PROBLEM TO SOLVE: Copy out all lines in the data below containing the string "auch".

[Saved entries]
** start **

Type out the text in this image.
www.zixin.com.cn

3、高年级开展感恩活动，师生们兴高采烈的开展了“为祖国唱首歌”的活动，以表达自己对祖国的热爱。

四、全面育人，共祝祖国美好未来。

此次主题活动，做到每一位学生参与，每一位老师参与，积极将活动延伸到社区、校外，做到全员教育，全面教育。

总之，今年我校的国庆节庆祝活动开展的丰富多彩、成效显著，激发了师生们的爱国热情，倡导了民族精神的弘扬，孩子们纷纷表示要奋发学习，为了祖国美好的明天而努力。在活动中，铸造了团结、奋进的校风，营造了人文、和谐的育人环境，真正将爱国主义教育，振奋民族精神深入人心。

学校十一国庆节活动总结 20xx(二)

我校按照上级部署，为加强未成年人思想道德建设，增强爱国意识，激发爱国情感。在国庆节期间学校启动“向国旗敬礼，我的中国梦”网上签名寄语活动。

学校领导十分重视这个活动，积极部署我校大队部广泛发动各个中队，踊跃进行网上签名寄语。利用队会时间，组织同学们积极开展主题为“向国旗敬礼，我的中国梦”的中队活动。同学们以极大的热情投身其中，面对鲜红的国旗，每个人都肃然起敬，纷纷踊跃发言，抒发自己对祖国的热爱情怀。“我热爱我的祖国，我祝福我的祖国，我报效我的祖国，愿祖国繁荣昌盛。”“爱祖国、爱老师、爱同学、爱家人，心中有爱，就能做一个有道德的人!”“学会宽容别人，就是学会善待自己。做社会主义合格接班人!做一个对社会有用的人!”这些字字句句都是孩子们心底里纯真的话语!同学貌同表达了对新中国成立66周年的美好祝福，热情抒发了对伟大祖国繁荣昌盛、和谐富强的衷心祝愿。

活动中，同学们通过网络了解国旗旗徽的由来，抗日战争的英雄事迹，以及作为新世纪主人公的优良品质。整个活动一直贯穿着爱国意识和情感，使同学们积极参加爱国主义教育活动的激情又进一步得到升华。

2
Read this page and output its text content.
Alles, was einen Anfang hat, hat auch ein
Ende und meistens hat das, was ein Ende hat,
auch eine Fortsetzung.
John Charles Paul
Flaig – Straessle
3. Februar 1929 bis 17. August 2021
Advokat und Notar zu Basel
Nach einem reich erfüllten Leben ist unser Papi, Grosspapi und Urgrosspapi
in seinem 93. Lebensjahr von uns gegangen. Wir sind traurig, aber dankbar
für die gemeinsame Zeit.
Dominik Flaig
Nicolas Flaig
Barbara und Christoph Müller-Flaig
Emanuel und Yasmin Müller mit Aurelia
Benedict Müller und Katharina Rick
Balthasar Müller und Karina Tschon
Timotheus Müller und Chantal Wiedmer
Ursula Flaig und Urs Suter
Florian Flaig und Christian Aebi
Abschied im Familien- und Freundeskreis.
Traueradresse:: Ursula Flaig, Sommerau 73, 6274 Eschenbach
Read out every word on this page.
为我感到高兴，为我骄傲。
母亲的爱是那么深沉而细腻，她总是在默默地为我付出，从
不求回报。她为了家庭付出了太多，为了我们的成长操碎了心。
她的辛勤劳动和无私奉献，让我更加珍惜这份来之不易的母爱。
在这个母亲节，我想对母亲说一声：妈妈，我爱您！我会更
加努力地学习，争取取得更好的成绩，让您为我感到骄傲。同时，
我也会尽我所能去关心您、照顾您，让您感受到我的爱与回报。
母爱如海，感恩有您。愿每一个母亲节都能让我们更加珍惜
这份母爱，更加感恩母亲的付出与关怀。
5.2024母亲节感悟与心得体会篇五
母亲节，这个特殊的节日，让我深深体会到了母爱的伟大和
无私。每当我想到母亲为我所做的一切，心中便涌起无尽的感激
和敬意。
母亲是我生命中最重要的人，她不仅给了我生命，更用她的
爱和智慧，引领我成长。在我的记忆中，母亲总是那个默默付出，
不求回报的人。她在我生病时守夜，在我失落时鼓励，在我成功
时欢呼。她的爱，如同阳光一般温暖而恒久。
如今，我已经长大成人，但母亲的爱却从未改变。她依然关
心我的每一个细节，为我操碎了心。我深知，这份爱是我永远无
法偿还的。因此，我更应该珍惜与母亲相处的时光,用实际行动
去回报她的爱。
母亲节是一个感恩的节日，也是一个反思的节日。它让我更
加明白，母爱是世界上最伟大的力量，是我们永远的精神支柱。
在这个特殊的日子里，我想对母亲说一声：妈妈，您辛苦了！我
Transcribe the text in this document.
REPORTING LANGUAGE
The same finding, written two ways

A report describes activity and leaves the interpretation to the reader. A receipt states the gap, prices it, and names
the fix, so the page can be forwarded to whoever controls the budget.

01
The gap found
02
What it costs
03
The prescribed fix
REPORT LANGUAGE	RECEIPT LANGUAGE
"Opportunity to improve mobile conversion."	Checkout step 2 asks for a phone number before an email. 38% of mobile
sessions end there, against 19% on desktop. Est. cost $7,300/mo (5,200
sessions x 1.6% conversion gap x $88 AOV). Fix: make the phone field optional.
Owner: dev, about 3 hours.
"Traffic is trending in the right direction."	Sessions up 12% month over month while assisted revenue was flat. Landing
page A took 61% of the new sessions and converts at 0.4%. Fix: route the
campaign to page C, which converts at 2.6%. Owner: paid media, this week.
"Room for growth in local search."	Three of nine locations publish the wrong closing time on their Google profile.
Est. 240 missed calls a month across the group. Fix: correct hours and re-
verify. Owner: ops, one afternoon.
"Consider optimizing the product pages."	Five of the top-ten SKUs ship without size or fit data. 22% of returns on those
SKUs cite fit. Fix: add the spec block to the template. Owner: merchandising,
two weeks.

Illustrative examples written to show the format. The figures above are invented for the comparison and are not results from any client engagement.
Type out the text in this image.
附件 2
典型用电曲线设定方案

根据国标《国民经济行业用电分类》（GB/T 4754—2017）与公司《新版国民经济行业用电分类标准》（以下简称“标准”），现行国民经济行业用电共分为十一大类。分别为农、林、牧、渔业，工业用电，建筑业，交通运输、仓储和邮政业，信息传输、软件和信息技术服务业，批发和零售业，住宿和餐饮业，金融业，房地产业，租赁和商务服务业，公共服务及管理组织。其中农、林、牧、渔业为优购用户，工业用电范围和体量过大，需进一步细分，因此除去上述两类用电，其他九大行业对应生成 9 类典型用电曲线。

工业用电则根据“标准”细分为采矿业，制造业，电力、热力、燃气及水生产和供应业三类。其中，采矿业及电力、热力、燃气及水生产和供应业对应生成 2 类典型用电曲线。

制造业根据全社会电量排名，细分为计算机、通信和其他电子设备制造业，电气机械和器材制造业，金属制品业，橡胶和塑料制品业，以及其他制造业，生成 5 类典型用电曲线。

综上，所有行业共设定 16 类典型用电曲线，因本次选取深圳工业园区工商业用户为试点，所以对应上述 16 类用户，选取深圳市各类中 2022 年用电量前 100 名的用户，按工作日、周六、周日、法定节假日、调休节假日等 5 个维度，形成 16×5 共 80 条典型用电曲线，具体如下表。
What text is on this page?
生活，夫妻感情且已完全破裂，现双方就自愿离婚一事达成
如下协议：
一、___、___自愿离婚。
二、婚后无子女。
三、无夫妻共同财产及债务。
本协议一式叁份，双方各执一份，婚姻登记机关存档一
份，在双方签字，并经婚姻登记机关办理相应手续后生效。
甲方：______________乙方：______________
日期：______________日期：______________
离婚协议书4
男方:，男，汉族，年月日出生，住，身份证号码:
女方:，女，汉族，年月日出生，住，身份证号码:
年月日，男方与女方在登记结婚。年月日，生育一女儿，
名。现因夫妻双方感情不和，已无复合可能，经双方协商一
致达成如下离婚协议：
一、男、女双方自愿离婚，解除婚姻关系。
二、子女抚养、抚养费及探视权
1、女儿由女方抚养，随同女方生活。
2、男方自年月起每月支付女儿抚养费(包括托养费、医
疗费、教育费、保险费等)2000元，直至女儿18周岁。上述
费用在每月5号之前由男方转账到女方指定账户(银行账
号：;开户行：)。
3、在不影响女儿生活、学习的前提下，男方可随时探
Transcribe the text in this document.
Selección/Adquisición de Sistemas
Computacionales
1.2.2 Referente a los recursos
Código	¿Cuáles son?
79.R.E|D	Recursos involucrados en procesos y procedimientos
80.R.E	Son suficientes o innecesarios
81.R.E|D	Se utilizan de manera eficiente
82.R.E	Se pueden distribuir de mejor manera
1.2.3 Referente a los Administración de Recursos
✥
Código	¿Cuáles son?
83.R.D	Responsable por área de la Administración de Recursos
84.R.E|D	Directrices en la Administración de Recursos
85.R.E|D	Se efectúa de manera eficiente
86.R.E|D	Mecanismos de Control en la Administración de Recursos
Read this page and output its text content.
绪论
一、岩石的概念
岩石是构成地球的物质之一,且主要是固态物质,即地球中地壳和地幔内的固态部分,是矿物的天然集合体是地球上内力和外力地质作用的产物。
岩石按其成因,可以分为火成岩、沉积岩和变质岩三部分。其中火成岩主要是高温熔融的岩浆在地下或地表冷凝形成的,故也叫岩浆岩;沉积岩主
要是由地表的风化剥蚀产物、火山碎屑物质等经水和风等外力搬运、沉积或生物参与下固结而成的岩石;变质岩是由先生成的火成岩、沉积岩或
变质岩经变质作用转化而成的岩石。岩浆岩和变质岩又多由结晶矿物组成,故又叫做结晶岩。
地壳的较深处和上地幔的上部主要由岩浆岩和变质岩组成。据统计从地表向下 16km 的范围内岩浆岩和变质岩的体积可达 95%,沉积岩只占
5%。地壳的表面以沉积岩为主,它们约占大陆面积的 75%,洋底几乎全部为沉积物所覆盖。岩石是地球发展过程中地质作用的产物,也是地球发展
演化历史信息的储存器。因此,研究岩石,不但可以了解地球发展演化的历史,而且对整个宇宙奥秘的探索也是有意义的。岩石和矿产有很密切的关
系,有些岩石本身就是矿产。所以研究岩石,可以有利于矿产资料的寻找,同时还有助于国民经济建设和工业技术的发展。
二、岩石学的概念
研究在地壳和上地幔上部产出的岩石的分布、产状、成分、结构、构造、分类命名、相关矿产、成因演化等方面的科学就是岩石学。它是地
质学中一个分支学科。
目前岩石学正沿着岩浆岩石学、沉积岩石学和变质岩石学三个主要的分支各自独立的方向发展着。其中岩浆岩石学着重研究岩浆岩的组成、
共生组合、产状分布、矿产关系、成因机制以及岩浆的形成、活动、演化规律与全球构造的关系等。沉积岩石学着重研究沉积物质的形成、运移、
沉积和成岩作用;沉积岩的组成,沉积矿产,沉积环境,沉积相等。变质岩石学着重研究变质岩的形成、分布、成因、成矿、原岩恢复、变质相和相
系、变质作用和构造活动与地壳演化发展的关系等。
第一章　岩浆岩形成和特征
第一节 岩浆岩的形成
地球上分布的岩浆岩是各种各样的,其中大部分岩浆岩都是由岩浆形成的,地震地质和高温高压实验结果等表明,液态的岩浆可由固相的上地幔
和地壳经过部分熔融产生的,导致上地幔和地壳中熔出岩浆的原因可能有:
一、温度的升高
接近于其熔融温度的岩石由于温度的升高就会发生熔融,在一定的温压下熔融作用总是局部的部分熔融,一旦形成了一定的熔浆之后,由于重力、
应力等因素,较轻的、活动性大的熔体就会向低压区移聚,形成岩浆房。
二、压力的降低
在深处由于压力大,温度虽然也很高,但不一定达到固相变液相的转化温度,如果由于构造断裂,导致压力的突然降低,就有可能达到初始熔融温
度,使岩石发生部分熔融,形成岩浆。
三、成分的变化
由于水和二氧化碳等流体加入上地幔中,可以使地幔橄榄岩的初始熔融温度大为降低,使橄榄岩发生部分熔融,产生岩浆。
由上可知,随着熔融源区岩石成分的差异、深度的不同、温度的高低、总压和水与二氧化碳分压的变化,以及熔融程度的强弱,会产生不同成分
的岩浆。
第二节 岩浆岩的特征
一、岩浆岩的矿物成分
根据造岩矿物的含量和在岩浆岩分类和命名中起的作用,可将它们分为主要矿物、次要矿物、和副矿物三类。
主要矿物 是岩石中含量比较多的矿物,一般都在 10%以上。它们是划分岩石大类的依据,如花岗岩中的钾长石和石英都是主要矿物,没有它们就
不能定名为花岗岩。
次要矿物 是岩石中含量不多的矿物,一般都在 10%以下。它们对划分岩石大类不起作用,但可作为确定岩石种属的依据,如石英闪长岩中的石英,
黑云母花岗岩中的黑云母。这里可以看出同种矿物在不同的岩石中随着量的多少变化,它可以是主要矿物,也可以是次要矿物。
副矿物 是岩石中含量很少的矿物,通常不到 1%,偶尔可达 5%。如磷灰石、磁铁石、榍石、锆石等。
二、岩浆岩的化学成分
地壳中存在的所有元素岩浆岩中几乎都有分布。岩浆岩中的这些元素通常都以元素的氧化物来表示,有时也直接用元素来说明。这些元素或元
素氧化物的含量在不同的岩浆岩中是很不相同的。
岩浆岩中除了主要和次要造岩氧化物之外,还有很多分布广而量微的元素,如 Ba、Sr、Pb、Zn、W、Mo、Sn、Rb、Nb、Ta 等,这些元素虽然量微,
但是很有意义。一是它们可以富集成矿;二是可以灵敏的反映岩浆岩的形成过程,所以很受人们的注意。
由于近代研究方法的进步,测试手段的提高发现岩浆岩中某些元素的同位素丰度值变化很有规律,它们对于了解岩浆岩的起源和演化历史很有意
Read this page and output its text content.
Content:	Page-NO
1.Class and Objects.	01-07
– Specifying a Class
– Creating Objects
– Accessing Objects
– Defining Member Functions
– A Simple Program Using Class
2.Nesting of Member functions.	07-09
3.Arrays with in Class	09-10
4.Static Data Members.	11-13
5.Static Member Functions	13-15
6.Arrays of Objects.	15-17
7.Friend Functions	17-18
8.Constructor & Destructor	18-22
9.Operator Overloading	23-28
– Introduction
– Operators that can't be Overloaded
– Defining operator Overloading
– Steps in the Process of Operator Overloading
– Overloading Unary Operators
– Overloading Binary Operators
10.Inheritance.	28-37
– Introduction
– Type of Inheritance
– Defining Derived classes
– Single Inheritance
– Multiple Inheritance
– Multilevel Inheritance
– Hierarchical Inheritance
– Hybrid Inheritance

** end **

RESPONSE BELOW:
Alles, was einen Anfang hat, hat auch ein
auch eine Fortsetzung.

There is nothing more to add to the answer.